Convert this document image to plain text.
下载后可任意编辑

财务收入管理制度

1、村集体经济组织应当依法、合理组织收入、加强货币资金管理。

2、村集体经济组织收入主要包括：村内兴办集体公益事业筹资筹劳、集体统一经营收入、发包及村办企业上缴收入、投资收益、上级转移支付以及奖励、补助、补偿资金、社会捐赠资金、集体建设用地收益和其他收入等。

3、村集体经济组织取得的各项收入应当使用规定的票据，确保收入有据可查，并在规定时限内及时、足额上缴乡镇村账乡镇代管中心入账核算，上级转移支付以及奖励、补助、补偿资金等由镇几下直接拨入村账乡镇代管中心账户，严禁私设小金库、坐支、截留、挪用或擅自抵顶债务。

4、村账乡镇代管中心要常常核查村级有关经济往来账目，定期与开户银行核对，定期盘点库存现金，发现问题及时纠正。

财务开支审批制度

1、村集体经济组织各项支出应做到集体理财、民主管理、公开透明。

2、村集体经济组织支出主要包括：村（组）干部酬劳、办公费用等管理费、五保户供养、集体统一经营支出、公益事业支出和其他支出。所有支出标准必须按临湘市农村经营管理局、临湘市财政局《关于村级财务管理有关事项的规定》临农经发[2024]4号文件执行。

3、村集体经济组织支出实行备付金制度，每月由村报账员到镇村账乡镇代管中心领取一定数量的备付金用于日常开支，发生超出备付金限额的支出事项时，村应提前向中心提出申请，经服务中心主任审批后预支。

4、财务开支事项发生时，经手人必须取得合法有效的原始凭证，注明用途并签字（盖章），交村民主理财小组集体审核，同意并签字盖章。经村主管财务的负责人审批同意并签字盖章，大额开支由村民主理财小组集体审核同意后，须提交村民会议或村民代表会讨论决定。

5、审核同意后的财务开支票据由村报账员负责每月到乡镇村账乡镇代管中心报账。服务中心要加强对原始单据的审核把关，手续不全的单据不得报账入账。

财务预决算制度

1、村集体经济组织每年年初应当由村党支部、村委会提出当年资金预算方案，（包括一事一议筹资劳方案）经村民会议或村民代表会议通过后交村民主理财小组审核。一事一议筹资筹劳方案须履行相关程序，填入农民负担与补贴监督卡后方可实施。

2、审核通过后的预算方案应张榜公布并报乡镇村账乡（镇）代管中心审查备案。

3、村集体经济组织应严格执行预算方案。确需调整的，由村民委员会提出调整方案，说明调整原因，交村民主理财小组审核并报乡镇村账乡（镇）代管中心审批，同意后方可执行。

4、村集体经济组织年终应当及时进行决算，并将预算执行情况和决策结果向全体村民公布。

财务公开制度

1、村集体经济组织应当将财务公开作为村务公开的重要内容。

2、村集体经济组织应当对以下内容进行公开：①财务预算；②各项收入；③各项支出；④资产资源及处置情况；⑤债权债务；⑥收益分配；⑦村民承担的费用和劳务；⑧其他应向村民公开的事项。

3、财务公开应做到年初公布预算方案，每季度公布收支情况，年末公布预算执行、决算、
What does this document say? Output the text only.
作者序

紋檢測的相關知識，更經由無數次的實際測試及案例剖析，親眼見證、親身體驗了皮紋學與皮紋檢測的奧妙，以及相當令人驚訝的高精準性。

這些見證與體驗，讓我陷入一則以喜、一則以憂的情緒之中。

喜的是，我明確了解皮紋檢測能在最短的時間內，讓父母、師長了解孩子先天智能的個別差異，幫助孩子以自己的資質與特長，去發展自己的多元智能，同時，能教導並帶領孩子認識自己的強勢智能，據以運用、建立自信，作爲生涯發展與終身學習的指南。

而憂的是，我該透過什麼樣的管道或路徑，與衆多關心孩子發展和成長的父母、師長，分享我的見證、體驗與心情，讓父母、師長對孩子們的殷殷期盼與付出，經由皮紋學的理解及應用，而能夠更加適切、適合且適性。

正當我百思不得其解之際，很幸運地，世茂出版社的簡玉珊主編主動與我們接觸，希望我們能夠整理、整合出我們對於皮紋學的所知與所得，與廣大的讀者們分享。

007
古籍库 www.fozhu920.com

What to produce = Print all the data exactly.

The reply =
Convert this document image to plain text.
下载后可任意编辑

财务收入管理制度

1、村集体经济组织应当依法、合理组织收入、加强货币资金管理。

2、村集体经济组织收入主要包括：村内兴办集体公益事业筹资筹劳、集体统一经营收入、发包及村办企业上缴收入、投资收益、上级转移支付以及奖励、补助、补偿资金、社会捐赠资金、集体建设用地收益和其他收入等。

3、村集体经济组织取得的各项收入应当使用规定的票据，确保收入有据可查，并在规定时限内及时、足额上缴乡镇村账乡镇代管中心入账核算，上级转移支付以及奖励、补助、补偿资金等由镇几下直接拨入村账乡镇代管中心账户，严禁私设小金库、坐支、截留、挪用或擅自抵顶债务。

4、村账乡镇代管中心要常常核查村级有关经济往来账目，定期与开户银行核对，定期盘点库存现金，发现问题及时纠正。

财务开支审批制度

1、村集体经济组织各项支出应做到集体理财、民主管理、公开透明。

2、村集体经济组织支出主要包括：村（组）干部酬劳、办公费用等管理费、五保户供养、集体统一经营支出、公益事业支出和其他支出。所有支出标准必须按临湘市农村经营管理局、临湘市财政局《关于村级财务管理有关事项的规定》临农经发[2024]4号文件执行。

3、村集体经济组织支出实行备付金制度，每月由村报账员到镇村账乡镇代管中心领取一定数量的备付金用于日常开支，发生超出备付金限额的支出事项时，村应提前向中心提出申请，经服务中心主任审批后预支。

4、财务开支事项发生时，经手人必须取得合法有效的原始凭证，注明用途并签字（盖章），交村民主理财小组集体审核，同意并签字盖章。经村主管财务的负责人审批同意并签字盖章，大额开支由村民主理财小组集体审核同意后，须提交村民会议或村民代表会讨论决定。

5、审核同意后的财务开支票据由村报账员负责每月到乡镇村账乡镇代管中心报账。服务中心要加强对原始单据的审核把关，手续不全的单据不得报账入账。

财务预决算制度

1、村集体经济组织每年年初应当由村党支部、村委会提出当年资金预算方案，（包括一事一议筹资劳方案）经村民会议或村民代表会议通过后交村民主理财小组审核。一事一议筹资筹劳方案须履行相关程序，填入农民负担与补贴监督卡后方可实施。

2、审核通过后的预算方案应张榜公布并报乡镇村账乡（镇）代管中心审查备案。

3、村集体经济组织应严格执行预算方案。确需调整的，由村民委员会提出调整方案，说明调整原因，交村民主理财小组审核并报乡镇村账乡（镇）代管中心审批，同意后方可执行。

4、村集体经济组织年终应当及时进行决算，并将预算执行情况和决策结果向全体村民公布。

财务公开制度

1、村集体经济组织应当将财务公开作为村务公开的重要内容。

2、村集体经济组织应当对以下内容进行公开：①财务预算；②各项收入；③各项支出；④资产资源及处置情况；⑤债权债务；⑥收益分配；⑦村民承担的费用和劳务；⑧其他应向村民公开的事项。

3、财务公开应做到年初公布预算方案，每季度公布收支情况，年末公布预算执行、决算、
What does this document say? Output the text only.
作者序

紋檢測的相關知識，更經由無數次的實際測試及案例剖析，親眼見證、親身體驗了皮紋學與皮紋檢測的奧妙，以及相當令人驚訝的高精準性。

這些見證與體驗，讓我陷入一則以喜、一則以憂的情緒之中。

喜的是，我明確了解皮紋檢測能在最短的時間內，讓父母、師長了解孩子先天智能的個別差異，幫助孩子以自己的資質與特長，去發展自己的多元智能，同時，能教導並帶領孩子認識自己的強勢智能，據以運用、建立自信，作爲生涯發展與終身學習的指南。

而憂的是，我該透過什麼樣的管道或路徑，與衆多關心孩子發展和成長的父母、師長，分享我的見證、體驗與心情，讓父母、師長對孩子們的殷殷期盼與付出，經由皮紋學的理解及應用，而能夠更加適切、適合且適性。

正當我百思不得其解之際，很幸運地，世茂出版社的簡玉珊主編主動與我們接觸，希望我們能夠整理、整合出我們對於皮紋學的所知與所得，與廣大的讀者們分享。

007
古籍库 www.fozhu920.com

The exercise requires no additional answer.